** start of Material for this exercise **

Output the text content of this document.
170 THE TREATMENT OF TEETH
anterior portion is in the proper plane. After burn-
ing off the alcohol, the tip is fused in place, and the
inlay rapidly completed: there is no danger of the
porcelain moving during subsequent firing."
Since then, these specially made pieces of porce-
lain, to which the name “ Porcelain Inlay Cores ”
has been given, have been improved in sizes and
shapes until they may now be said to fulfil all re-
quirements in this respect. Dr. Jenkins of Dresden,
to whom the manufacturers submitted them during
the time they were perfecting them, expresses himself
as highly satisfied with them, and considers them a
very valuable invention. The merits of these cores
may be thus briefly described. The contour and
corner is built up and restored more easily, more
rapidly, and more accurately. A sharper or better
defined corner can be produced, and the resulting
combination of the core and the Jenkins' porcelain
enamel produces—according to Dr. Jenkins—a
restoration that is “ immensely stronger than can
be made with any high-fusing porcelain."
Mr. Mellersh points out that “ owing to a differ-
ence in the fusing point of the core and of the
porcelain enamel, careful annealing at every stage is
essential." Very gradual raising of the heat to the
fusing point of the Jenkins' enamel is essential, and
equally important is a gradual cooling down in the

** end of Material for this exercise **

- _What to work on_
Copy out the full material exactly as it appears.

- _Worked answer_
Output the text content of this document.
170 THE TREATMENT OF TEETH
anterior portion is in the proper plane. After burn-
ing off the alcohol, the tip is fused in place, and the
inlay rapidly completed: there is no danger of the
porcelain moving during subsequent firing."
Since then, these specially made pieces of porce-
lain, to which the name “ Porcelain Inlay Cores ”
has been given, have been improved in sizes and
shapes until they may now be said to fulfil all re-
quirements in this respect. Dr. Jenkins of Dresden,
to whom the manufacturers submitted them during
the time they were perfecting them, expresses himself
as highly satisfied with them, and considers them a
very valuable invention. The merits of these cores
may be thus briefly described. The contour and
corner is built up and restored more easily, more
rapidly, and more accurately. A sharper or better
defined corner can be produced, and the resulting
combination of the core and the Jenkins' porcelain
enamel produces—according to Dr. Jenkins—a
restoration that is “ immensely stronger than can
be made with any high-fusing porcelain."
Mr. Mellersh points out that “ owing to a differ-
ence in the fusing point of the core and of the
porcelain enamel, careful annealing at every stage is
essential." Very gradual raising of the heat to the
fusing point of the Jenkins' enamel is essential, and
equally important is a gradual cooling down in the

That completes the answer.